◆ SET EXERCISE: Pictures do not belong in the copy; transcribe everything else in the records exactly.

[Records excerpted from a collection]
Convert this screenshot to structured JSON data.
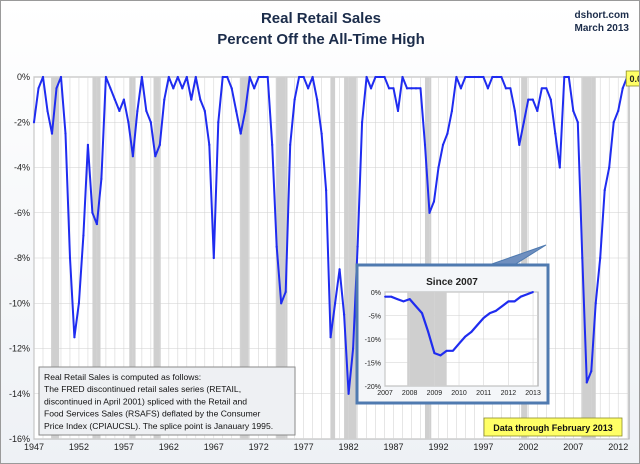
{
  "title": "Real Retail Sales",
  "subtitle": "Percent Off the All-Time High",
  "source": {
    "site": "dshort.com",
    "date": "March 2013"
  },
  "current_label": "0.0%",
  "note_text": "Real Retail Sales is computed as follows: The FRED discontinued retail sales series (RETAIL, discontinued in April 2001) spliced with the Retail and Food Services Sales (RSAFS) deflated by the Consumer Price Index (CPIAUCSL). The splice point is Janauary 1995.",
  "note_lines": [
    "Real Retail Sales is computed as follows:",
    "The FRED discontinued retail sales series (RETAIL,",
    "discontinued in April 2001) spliced with the Retail and",
    "Food Services Sales (RSAFS) deflated by the Consumer",
    "Price Index (CPIAUCSL). The splice point is Janauary 1995."
  ],
  "data_through": "Data through February 2013",
  "colors": {
    "line": "#1f2cf0",
    "recession": "#cfcfcf",
    "title": "#1b2c4a",
    "badge": "#ffff66",
    "inset_border": "#4f7ab0"
  },
  "chart_data": [
    {
      "type": "line",
      "title": "Real Retail Sales Percent Off the All-Time High",
      "xlim": [
        1947,
        2013.2
      ],
      "ylim": [
        -16,
        0
      ],
      "x_ticks": [
        1947,
        1952,
        1957,
        1962,
        1967,
        1972,
        1977,
        1982,
        1987,
        1992,
        1997,
        2002,
        2007,
        2012
      ],
      "y_ticks": [
        0,
        -2,
        -4,
        -6,
        -8,
        -10,
        -12,
        -14,
        -16
      ],
      "y_tick_labels": [
        "0%",
        "-2%",
        "-4%",
        "-6%",
        "-8%",
        "-10%",
        "-12%",
        "-14%",
        "-16%"
      ],
      "grid": true,
      "recessions": [
        [
          1948.9,
          1949.8
        ],
        [
          1953.5,
          1954.4
        ],
        [
          1957.6,
          1958.3
        ],
        [
          1960.3,
          1961.1
        ],
        [
          1969.9,
          1970.9
        ],
        [
          1973.9,
          1975.2
        ],
        [
          1980.0,
          1980.5
        ],
        [
          1981.5,
          1982.9
        ],
        [
          1990.5,
          1991.2
        ],
        [
          2001.2,
          2001.9
        ],
        [
          2007.9,
          2009.5
        ]
      ],
      "x": [
        1947,
        1947.5,
        1948,
        1948.5,
        1949,
        1949.5,
        1950,
        1950.5,
        1951,
        1951.5,
        1952,
        1952.5,
        1953,
        1953.5,
        1954,
        1954.5,
        1955,
        1955.5,
        1956,
        1956.5,
        1957,
        1957.5,
        1958,
        1958.5,
        1959,
        1959.5,
        1960,
        1960.5,
        1961,
        1961.5,
        1962,
        1962.5,
        1963,
        1963.5,
        1964,
        1964.5,
        1965,
        1965.5,
        1966,
        1966.5,
        1967,
        1967.5,
        1968,
        1968.5,
        1969,
        1969.5,
        1970,
        1970.5,
        1971,
        1971.5,
        1972,
        1972.5,
        1973,
        1973.5,
        1974,
        1974.5,
        1975,
        1975.5,
        1976,
        1976.5,
        1977,
        1977.5,
        1978,
        1978.5,
        1979,
        1979.5,
        1980,
        1980.5,
        1981,
        1981.5,
        1982,
        1982.5,
        1983,
        1983.5,
        1984,
        1984.5,
        1985,
        1985.5,
        1986,
        1986.5,
        1987,
        1987.5,
        1988,
        1988.5,
        1989,
        1989.5,
        1990,
        1990.5,
        1991,
        1991.5,
        1992,
        1992.5,
        1993,
        1993.5,
        1994,
        1994.5,
        1995,
        1995.5,
        1996,
        1996.5,
        1997,
        1997.5,
        1998,
        1998.5,
        1999,
        1999.5,
        2000,
        2000.5,
        2001,
        2001.5,
        2002,
        2002.5,
        2003,
        2003.5,
        2004,
        2004.5,
        2005,
        2005.5,
        2006,
        2006.5,
        2007,
        2007.5,
        2008,
        2008.5,
        2009,
        2009.5,
        2010,
        2010.5,
        2011,
        2011.5,
        2012,
        2012.5,
        2013
      ],
      "y": [
        -2.0,
        -0.5,
        0,
        -1.5,
        -2.5,
        -0.5,
        0,
        -2.5,
        -8.0,
        -11.5,
        -10.0,
        -7.0,
        -3.0,
        -6.0,
        -6.5,
        -4.5,
        0,
        -0.5,
        -1.0,
        -1.5,
        -1.0,
        -2.0,
        -3.5,
        -1.5,
        0,
        -1.5,
        -2.0,
        -3.5,
        -3.0,
        -1.0,
        0,
        -0.5,
        0,
        -0.5,
        0,
        -1.0,
        0,
        -1.0,
        -1.5,
        -3.0,
        -8.0,
        -2.0,
        0,
        0,
        -0.5,
        -1.5,
        -2.5,
        -1.5,
        0,
        -0.5,
        0,
        0,
        0,
        -3.0,
        -7.5,
        -10.0,
        -9.5,
        -3.0,
        -1.0,
        0,
        0,
        -0.5,
        0,
        -1.0,
        -2.5,
        -5.0,
        -11.5,
        -10.0,
        -8.5,
        -10.5,
        -14.0,
        -12.0,
        -7.5,
        -2.0,
        0,
        -0.5,
        0,
        0,
        0,
        -0.5,
        -0.5,
        -1.5,
        0,
        -0.5,
        -0.5,
        -0.5,
        -0.5,
        -3.0,
        -6.0,
        -5.5,
        -4.0,
        -3.0,
        -2.5,
        -1.5,
        0,
        -0.5,
        0,
        0,
        0,
        0,
        0,
        -0.5,
        0,
        0,
        0,
        -0.5,
        -0.5,
        -1.5,
        -3.0,
        -2.0,
        -1.0,
        -1.0,
        -1.5,
        -0.5,
        -0.5,
        -1.0,
        -2.5,
        -4.0,
        0,
        0,
        -1.5,
        -2.0,
        -8.0,
        -13.5,
        -13.0,
        -10.0,
        -8.0,
        -5.0,
        -4.0,
        -2.0,
        -1.5,
        -0.5,
        0
      ]
    },
    {
      "type": "line",
      "title": "Since 2007",
      "xlim": [
        2007,
        2013.2
      ],
      "ylim": [
        -20,
        0
      ],
      "x_ticks": [
        2007,
        2008,
        2009,
        2010,
        2011,
        2012,
        2013
      ],
      "y_ticks": [
        0,
        -5,
        -10,
        -15,
        -20
      ],
      "y_tick_labels": [
        "0%",
        "-5%",
        "-10%",
        "-15%",
        "-20%"
      ],
      "grid": true,
      "recessions": [
        [
          2007.9,
          2009.5
        ]
      ],
      "x": [
        2007,
        2007.25,
        2007.5,
        2007.75,
        2008,
        2008.25,
        2008.5,
        2008.75,
        2009,
        2009.25,
        2009.5,
        2009.75,
        2010,
        2010.25,
        2010.5,
        2010.75,
        2011,
        2011.25,
        2011.5,
        2011.75,
        2012,
        2012.25,
        2012.5,
        2012.75,
        2013
      ],
      "y": [
        -1.0,
        -1.0,
        -1.5,
        -2.0,
        -1.5,
        -3.0,
        -4.5,
        -8.5,
        -13.0,
        -13.5,
        -12.5,
        -12.5,
        -11.0,
        -9.5,
        -8.5,
        -7.0,
        -5.5,
        -4.5,
        -4.0,
        -3.0,
        -2.0,
        -2.0,
        -1.0,
        -0.5,
        0
      ]
    }
  ]
}
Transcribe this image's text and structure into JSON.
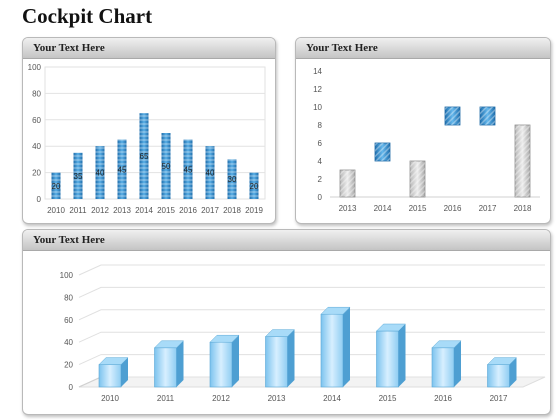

◆ SOLUTION FOR THIS EXERCISE:
Convert this screenshot to structured JSON data.
{
  "title": "Real Retail Sales",
  "subtitle": "Percent Off the All-Time High",
  "source": {
    "site": "dshort.com",
    "date": "March 2013"
  },
  "current_label": "0.0%",
  "note_text": "Real Retail Sales is computed as follows: The FRED discontinued retail sales series (RETAIL, discontinued in April 2001) spliced with the Retail and Food Services Sales (RSAFS) deflated by the Consumer Price Index (CPIAUCSL). The splice point is Janauary 1995.",
  "note_lines": [
    "Real Retail Sales is computed as follows:",
    "The FRED discontinued retail sales series (RETAIL,",
    "discontinued in April 2001) spliced with the Retail and",
    "Food Services Sales (RSAFS) deflated by the Consumer",
    "Price Index (CPIAUCSL). The splice point is Janauary 1995."
  ],
  "data_through": "Data through February 2013",
  "colors": {
    "line": "#1f2cf0",
    "recession": "#cfcfcf",
    "title": "#1b2c4a",
    "badge": "#ffff66",
    "inset_border": "#4f7ab0"
  },
  "chart_data": [
    {
      "type": "line",
      "title": "Real Retail Sales Percent Off the All-Time High",
      "xlim": [
        1947,
        2013.2
      ],
      "ylim": [
        -16,
        0
      ],
      "x_ticks": [
        1947,
        1952,
        1957,
        1962,
        1967,
        1972,
        1977,
        1982,
        1987,
        1992,
        1997,
        2002,
        2007,
        2012
      ],
      "y_ticks": [
        0,
        -2,
        -4,
        -6,
        -8,
        -10,
        -12,
        -14,
        -16
      ],
      "y_tick_labels": [
        "0%",
        "-2%",
        "-4%",
        "-6%",
        "-8%",
        "-10%",
        "-12%",
        "-14%",
        "-16%"
      ],
      "grid": true,
      "recessions": [
        [
          1948.9,
          1949.8
        ],
        [
          1953.5,
          1954.4
        ],
        [
          1957.6,
          1958.3
        ],
        [
          1960.3,
          1961.1
        ],
        [
          1969.9,
          1970.9
        ],
        [
          1973.9,
          1975.2
        ],
        [
          1980.0,
          1980.5
        ],
        [
          1981.5,
          1982.9
        ],
        [
          1990.5,
          1991.2
        ],
        [
          2001.2,
          2001.9
        ],
        [
          2007.9,
          2009.5
        ]
      ],
      "x": [
        1947,
        1947.5,
        1948,
        1948.5,
        1949,
        1949.5,
        1950,
        1950.5,
        1951,
        1951.5,
        1952,
        1952.5,
        1953,
        1953.5,
        1954,
        1954.5,
        1955,
        1955.5,
        1956,
        1956.5,
        1957,
        1957.5,
        1958,
        1958.5,
        1959,
        1959.5,
        1960,
        1960.5,
        1961,
        1961.5,
        1962,
        1962.5,
        1963,
        1963.5,
        1964,
        1964.5,
        1965,
        1965.5,
        1966,
        1966.5,
        1967,
        1967.5,
        1968,
        1968.5,
        1969,
        1969.5,
        1970,
        1970.5,
        1971,
        1971.5,
        1972,
        1972.5,
        1973,
        1973.5,
        1974,
        1974.5,
        1975,
        1975.5,
        1976,
        1976.5,
        1977,
        1977.5,
        1978,
        1978.5,
        1979,
        1979.5,
        1980,
        1980.5,
        1981,
        1981.5,
        1982,
        1982.5,
        1983,
        1983.5,
        1984,
        1984.5,
        1985,
        1985.5,
        1986,
        1986.5,
        1987,
        1987.5,
        1988,
        1988.5,
        1989,
        1989.5,
        1990,
        1990.5,
        1991,
        1991.5,
        1992,
        1992.5,
        1993,
        1993.5,
        1994,
        1994.5,
        1995,
        1995.5,
        1996,
        1996.5,
        1997,
        1997.5,
        1998,
        1998.5,
        1999,
        1999.5,
        2000,
        2000.5,
        2001,
        2001.5,
        2002,
        2002.5,
        2003,
        2003.5,
        2004,
        2004.5,
        2005,
        2005.5,
        2006,
        2006.5,
        2007,
        2007.5,
        2008,
        2008.5,
        2009,
        2009.5,
        2010,
        2010.5,
        2011,
        2011.5,
        2012,
        2012.5,
        2013
      ],
      "y": [
        -2.0,
        -0.5,
        0,
        -1.5,
        -2.5,
        -0.5,
        0,
        -2.5,
        -8.0,
        -11.5,
        -10.0,
        -7.0,
        -3.0,
        -6.0,
        -6.5,
        -4.5,
        0,
        -0.5,
        -1.0,
        -1.5,
        -1.0,
        -2.0,
        -3.5,
        -1.5,
        0,
        -1.5,
        -2.0,
        -3.5,
        -3.0,
        -1.0,
        0,
        -0.5,
        0,
        -0.5,
        0,
        -1.0,
        0,
        -1.0,
        -1.5,
        -3.0,
        -8.0,
        -2.0,
        0,
        0,
        -0.5,
        -1.5,
        -2.5,
        -1.5,
        0,
        -0.5,
        0,
        0,
        0,
        -3.0,
        -7.5,
        -10.0,
        -9.5,
        -3.0,
        -1.0,
        0,
        0,
        -0.5,
        0,
        -1.0,
        -2.5,
        -5.0,
        -11.5,
        -10.0,
        -8.5,
        -10.5,
        -14.0,
        -12.0,
        -7.5,
        -2.0,
        0,
        -0.5,
        0,
        0,
        0,
        -0.5,
        -0.5,
        -1.5,
        0,
        -0.5,
        -0.5,
        -0.5,
        -0.5,
        -3.0,
        -6.0,
        -5.5,
        -4.0,
        -3.0,
        -2.5,
        -1.5,
        0,
        -0.5,
        0,
        0,
        0,
        0,
        0,
        -0.5,
        0,
        0,
        0,
        -0.5,
        -0.5,
        -1.5,
        -3.0,
        -2.0,
        -1.0,
        -1.0,
        -1.5,
        -0.5,
        -0.5,
        -1.0,
        -2.5,
        -4.0,
        0,
        0,
        -1.5,
        -2.0,
        -8.0,
        -13.5,
        -13.0,
        -10.0,
        -8.0,
        -5.0,
        -4.0,
        -2.0,
        -1.5,
        -0.5,
        0
      ]
    },
    {
      "type": "line",
      "title": "Since 2007",
      "xlim": [
        2007,
        2013.2
      ],
      "ylim": [
        -20,
        0
      ],
      "x_ticks": [
        2007,
        2008,
        2009,
        2010,
        2011,
        2012,
        2013
      ],
      "y_ticks": [
        0,
        -5,
        -10,
        -15,
        -20
      ],
      "y_tick_labels": [
        "0%",
        "-5%",
        "-10%",
        "-15%",
        "-20%"
      ],
      "grid": true,
      "recessions": [
        [
          2007.9,
          2009.5
        ]
      ],
      "x": [
        2007,
        2007.25,
        2007.5,
        2007.75,
        2008,
        2008.25,
        2008.5,
        2008.75,
        2009,
        2009.25,
        2009.5,
        2009.75,
        2010,
        2010.25,
        2010.5,
        2010.75,
        2011,
        2011.25,
        2011.5,
        2011.75,
        2012,
        2012.25,
        2012.5,
        2012.75,
        2013
      ],
      "y": [
        -1.0,
        -1.0,
        -1.5,
        -2.0,
        -1.5,
        -3.0,
        -4.5,
        -8.5,
        -13.0,
        -13.5,
        -12.5,
        -12.5,
        -11.0,
        -9.5,
        -8.5,
        -7.0,
        -5.5,
        -4.5,
        -4.0,
        -3.0,
        -2.0,
        -2.0,
        -1.0,
        -0.5,
        0
      ]
    }
  ]
}
Transcribe this image's text and structure into JSON.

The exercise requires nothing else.